• Task requirements
Pick out and copy every line below that has the word "current".

Saved entries
## Start

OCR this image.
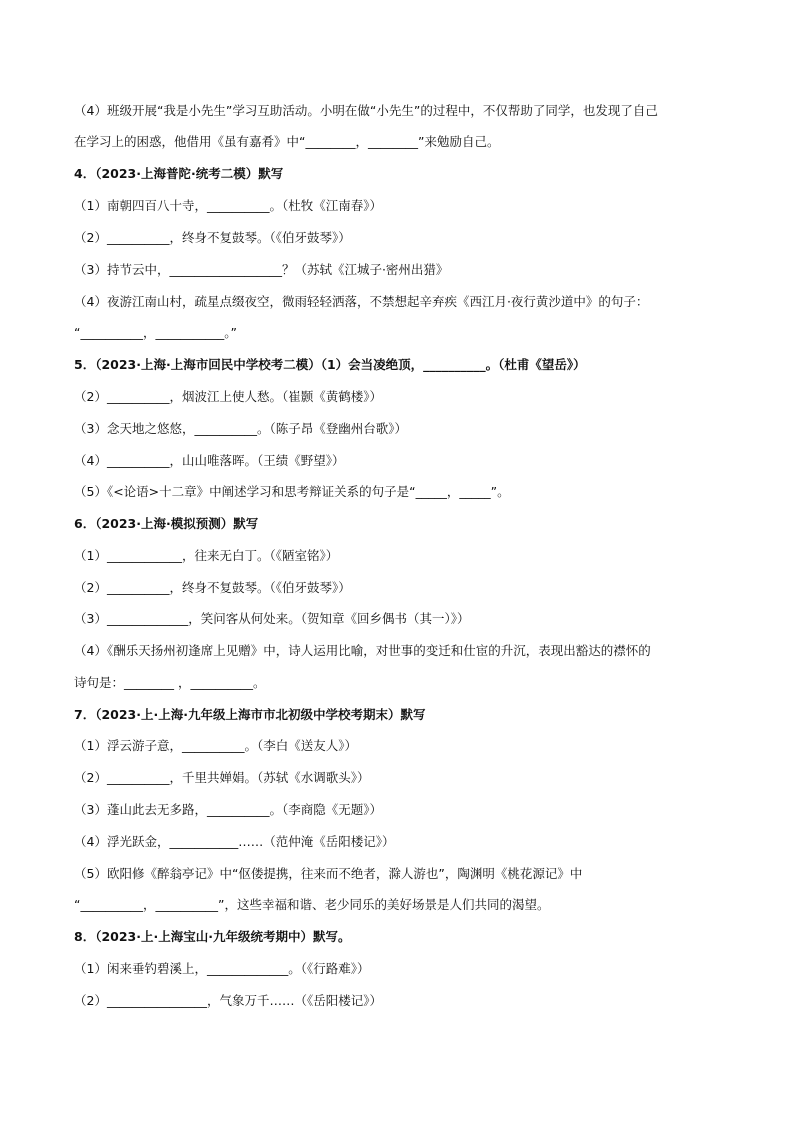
（4）班级开展“我是小先生”学习互助活动。小明在做“小先生”的过程中，不仅帮助了同学，也发现了自己
在学习上的困惑，他借用《虽有嘉肴》中“________，________”来勉励自己。
4．（2023·上海普陀·统考二模）默写
（1）南朝四百八十寺，__________。（杜牧《江南春》）
（2）__________，终身不复鼓琴。（《伯牙鼓琴》）
（3）持节云中，__________________？（苏轼《江城子·密州出猎》
（4）夜游江南山村，疏星点缀夜空，微雨轻轻洒落，不禁想起辛弃疾《西江月·夜行黄沙道中》的句子：
“__________，___________。”
5．（2023·上海·上海市回民中学校考二模）（1）会当凌绝顶，__________。（杜甫《望岳》）
（2）__________，烟波江上使人愁。（崔颢《黄鹤楼》）
（3）念天地之悠悠，__________。（陈子昂《登幽州台歌》）
（4）__________，山山唯落晖。（王绩《野望》）
（5）《<论语>十二章》中阐述学习和思考辩证关系的句子是“_____，_____”。
6．（2023·上海·模拟预测）默写
（1）____________，往来无白丁。（《陋室铭》）
（2）__________，终身不复鼓琴。（《伯牙鼓琴》）
（3）_____________，笑问客从何处来。（贺知章《回乡偶书（其一）》）
（4）《酬乐天扬州初逢席上见赠》中，诗人运用比喻，对世事的变迁和仕宦的升沉，表现出豁达的襟怀的
诗句是：________ ，__________。
7．（2023·上·上海·九年级上海市市北初级中学校考期末）默写
（1）浮云游子意，__________。（李白《送友人》）
（2）__________，千里共婵娟。（苏轼《水调歌头》）
（3）蓬山此去无多路，__________。（李商隐《无题》）
（4）浮光跃金，___________……（范仲淹《岳阳楼记》）
（5）欧阳修《醉翁亭记》中“伛偻提携，往来而不绝者，滁人游也”，陶渊明《桃花源记》中
“__________，__________”，这些幸福和谐、老少同乐的美好场景是人们共同的渴望。
8．（2023·上·上海宝山·九年级统考期中）默写。
（1）闲来垂钓碧溪上，_____________。（《行路难》）
（2）________________，气象万千……（《岳阳楼记》）
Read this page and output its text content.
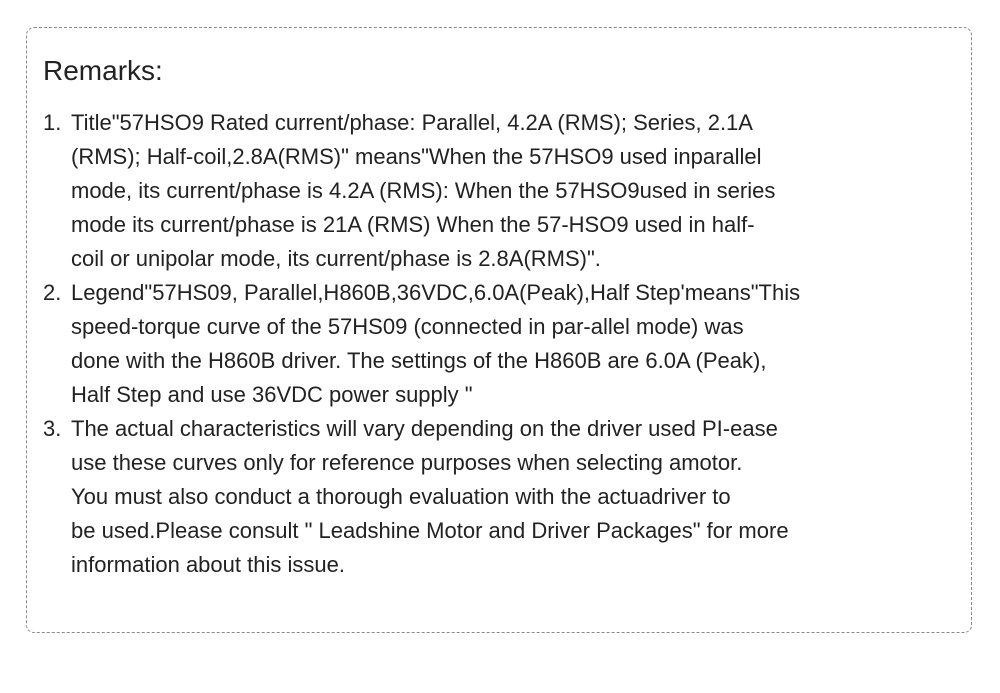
Remarks:
1. Title"57HSO9 Rated current/phase: Parallel, 4.2A (RMS); Series, 2.1A
(RMS); Half-coil,2.8A(RMS)" means"When the 57HSO9 used inparallel
mode, its current/phase is 4.2A (RMS): When the 57HSO9used in series
mode its current/phase is 21A (RMS) When the 57-HSO9 used in half-
coil or unipolar mode, its current/phase is 2.8A(RMS)".
2. Legend"57HS09, Parallel,H860B,36VDC,6.0A(Peak),Half Step'means"This
speed-torque curve of the 57HS09 (connected in par-allel mode) was
done with the H860B driver. The settings of the H860B are 6.0A (Peak),
Half Step and use 36VDC power supply "
3. The actual characteristics will vary depending on the driver used PI-ease
use these curves only for reference purposes when selecting amotor.
You must also conduct a thorough evaluation with the actuadriver to
be used.Please consult " Leadshine Motor and Driver Packages" for more
information about this issue.
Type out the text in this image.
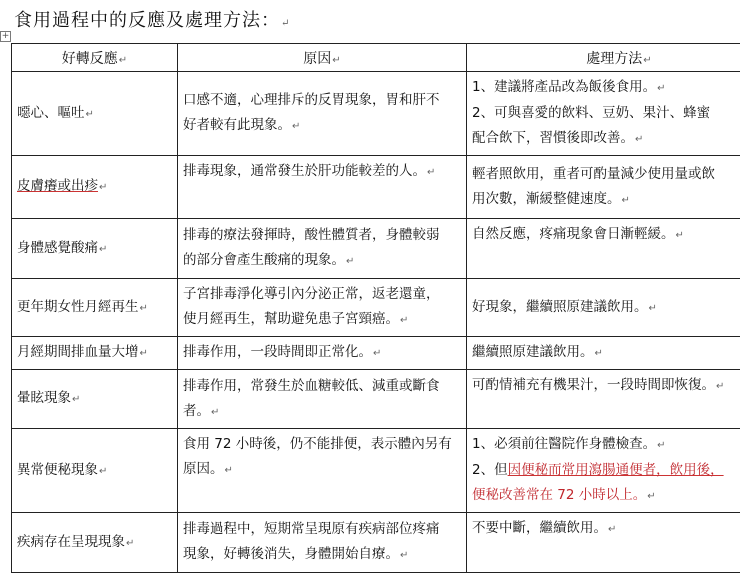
食用過程中的反應及處理方法：↵
+
好轉反應↵	原因↵	處理方法↵
噁心、嘔吐↵	口感不適，心理排斥的反胃現象，胃和肝不
好者較有此現象。↵	1、建議將產品改為飯後食用。↵
2、可與喜愛的飲料、豆奶、果汁、蜂蜜
配合飲下，習慣後即改善。↵

皮膚癢或出疹↵	排毒現象，通常發生於肝功能較差的人。↵	輕者照飲用，重者可酌量減少使用量或飲
用次數，漸緩整健速度。↵

身體感覺酸痛↵	排毒的療法發揮時，酸性體質者，身體較弱
的部分會產生酸痛的現象。↵	自然反應，疼痛現象會日漸輕緩。↵

更年期女性月經再生↵	子宮排毒淨化導引內分泌正常，返老還童，
使月經再生，幫助避免患子宮頸癌。↵	好現象，繼續照原建議飲用。↵

月經期間排血量大增↵	排毒作用，一段時間即正常化。↵	繼續照原建議飲用。↵

暈眩現象↵	排毒作用，常發生於血糖較低、減重或斷食
者。↵	可酌情補充有機果汁，一段時間即恢復。↵

異常便秘現象↵	食用 72 小時後，仍不能排便，表示體內另有
原因。↵	1、必須前往醫院作身體檢查。↵
2、但因便秘而常用瀉腸通便者，飲用後，
便秘改善常在 72 小時以上。↵

疾病存在呈現現象↵	排毒過程中，短期常呈現原有疾病部位疼痛
現象，好轉後消失，身體開始自療。↵	不要中斷，繼續飲用。↵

## End

• Answer to this problem
1. Title"57HSO9 Rated current/phase: Parallel, 4.2A (RMS); Series, 2.1A
mode, its current/phase is 4.2A (RMS): When the 57HSO9used in series
mode its current/phase is 21A (RMS) When the 57-HSO9 used in half-
coil or unipolar mode, its current/phase is 2.8A(RMS)".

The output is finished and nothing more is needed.